→ Problem to work on
The listing beneath should be written out in full, exactly as shown.

◆ ◆ ◆ ◆ ◆

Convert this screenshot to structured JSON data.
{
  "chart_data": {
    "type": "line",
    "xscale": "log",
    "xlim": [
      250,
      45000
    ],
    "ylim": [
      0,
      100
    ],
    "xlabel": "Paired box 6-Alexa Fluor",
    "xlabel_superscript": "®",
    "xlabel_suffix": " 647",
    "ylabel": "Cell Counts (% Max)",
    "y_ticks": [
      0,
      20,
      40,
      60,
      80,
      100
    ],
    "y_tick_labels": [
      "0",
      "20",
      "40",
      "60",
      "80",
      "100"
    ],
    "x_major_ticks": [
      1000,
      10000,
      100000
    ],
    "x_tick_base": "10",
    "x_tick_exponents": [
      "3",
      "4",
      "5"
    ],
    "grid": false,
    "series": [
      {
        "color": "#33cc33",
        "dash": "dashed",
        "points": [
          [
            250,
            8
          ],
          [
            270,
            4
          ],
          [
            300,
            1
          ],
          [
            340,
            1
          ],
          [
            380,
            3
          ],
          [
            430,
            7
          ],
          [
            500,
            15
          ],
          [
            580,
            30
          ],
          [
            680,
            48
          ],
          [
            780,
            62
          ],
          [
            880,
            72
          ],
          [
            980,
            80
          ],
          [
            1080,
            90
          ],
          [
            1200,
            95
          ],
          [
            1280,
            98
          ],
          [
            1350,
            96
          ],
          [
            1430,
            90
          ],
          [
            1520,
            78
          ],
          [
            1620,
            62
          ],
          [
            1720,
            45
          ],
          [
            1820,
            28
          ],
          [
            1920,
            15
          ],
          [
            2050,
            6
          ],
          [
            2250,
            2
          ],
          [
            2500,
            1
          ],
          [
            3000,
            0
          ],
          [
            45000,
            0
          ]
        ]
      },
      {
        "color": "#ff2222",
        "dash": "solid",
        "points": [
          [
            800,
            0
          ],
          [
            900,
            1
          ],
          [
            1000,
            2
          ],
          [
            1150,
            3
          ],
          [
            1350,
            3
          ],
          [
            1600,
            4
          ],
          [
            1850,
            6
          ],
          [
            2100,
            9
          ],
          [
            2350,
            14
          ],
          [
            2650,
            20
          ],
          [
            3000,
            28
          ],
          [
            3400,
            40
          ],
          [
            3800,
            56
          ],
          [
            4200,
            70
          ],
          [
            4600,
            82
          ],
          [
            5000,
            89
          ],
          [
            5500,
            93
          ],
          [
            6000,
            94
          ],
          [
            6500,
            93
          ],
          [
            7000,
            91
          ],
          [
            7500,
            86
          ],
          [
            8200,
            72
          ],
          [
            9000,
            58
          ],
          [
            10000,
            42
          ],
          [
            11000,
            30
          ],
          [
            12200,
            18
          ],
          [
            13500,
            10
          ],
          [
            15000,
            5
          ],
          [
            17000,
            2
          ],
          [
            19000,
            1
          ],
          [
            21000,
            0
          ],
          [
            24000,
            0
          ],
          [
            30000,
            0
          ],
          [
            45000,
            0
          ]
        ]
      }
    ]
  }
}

◆ ◆ ◆ ◆ ◆

→ Exercise result
Convert this screenshot to structured JSON data.
{
  "chart_data": {
    "type": "line",
    "xscale": "log",
    "xlim": [
      250,
      45000
    ],
    "ylim": [
      0,
      100
    ],
    "xlabel": "Paired box 6-Alexa Fluor",
    "xlabel_superscript": "®",
    "xlabel_suffix": " 647",
    "ylabel": "Cell Counts (% Max)",
    "y_ticks": [
      0,
      20,
      40,
      60,
      80,
      100
    ],
    "y_tick_labels": [
      "0",
      "20",
      "40",
      "60",
      "80",
      "100"
    ],
    "x_major_ticks": [
      1000,
      10000,
      100000
    ],
    "x_tick_base": "10",
    "x_tick_exponents": [
      "3",
      "4",
      "5"
    ],
    "grid": false,
    "series": [
      {
        "color": "#33cc33",
        "dash": "dashed",
        "points": [
          [
            250,
            8
          ],
          [
            270,
            4
          ],
          [
            300,
            1
          ],
          [
            340,
            1
          ],
          [
            380,
            3
          ],
          [
            430,
            7
          ],
          [
            500,
            15
          ],
          [
            580,
            30
          ],
          [
            680,
            48
          ],
          [
            780,
            62
          ],
          [
            880,
            72
          ],
          [
            980,
            80
          ],
          [
            1080,
            90
          ],
          [
            1200,
            95
          ],
          [
            1280,
            98
          ],
          [
            1350,
            96
          ],
          [
            1430,
            90
          ],
          [
            1520,
            78
          ],
          [
            1620,
            62
          ],
          [
            1720,
            45
          ],
          [
            1820,
            28
          ],
          [
            1920,
            15
          ],
          [
            2050,
            6
          ],
          [
            2250,
            2
          ],
          [
            2500,
            1
          ],
          [
            3000,
            0
          ],
          [
            45000,
            0
          ]
        ]
      },
      {
        "color": "#ff2222",
        "dash": "solid",
        "points": [
          [
            800,
            0
          ],
          [
            900,
            1
          ],
          [
            1000,
            2
          ],
          [
            1150,
            3
          ],
          [
            1350,
            3
          ],
          [
            1600,
            4
          ],
          [
            1850,
            6
          ],
          [
            2100,
            9
          ],
          [
            2350,
            14
          ],
          [
            2650,
            20
          ],
          [
            3000,
            28
          ],
          [
            3400,
            40
          ],
          [
            3800,
            56
          ],
          [
            4200,
            70
          ],
          [
            4600,
            82
          ],
          [
            5000,
            89
          ],
          [
            5500,
            93
          ],
          [
            6000,
            94
          ],
          [
            6500,
            93
          ],
          [
            7000,
            91
          ],
          [
            7500,
            86
          ],
          [
            8200,
            72
          ],
          [
            9000,
            58
          ],
          [
            10000,
            42
          ],
          [
            11000,
            30
          ],
          [
            12200,
            18
          ],
          [
            13500,
            10
          ],
          [
            15000,
            5
          ],
          [
            17000,
            2
          ],
          [
            19000,
            1
          ],
          [
            21000,
            0
          ],
          [
            24000,
            0
          ],
          [
            30000,
            0
          ],
          [
            45000,
            0
          ]
        ]
      }
    ]
  }
}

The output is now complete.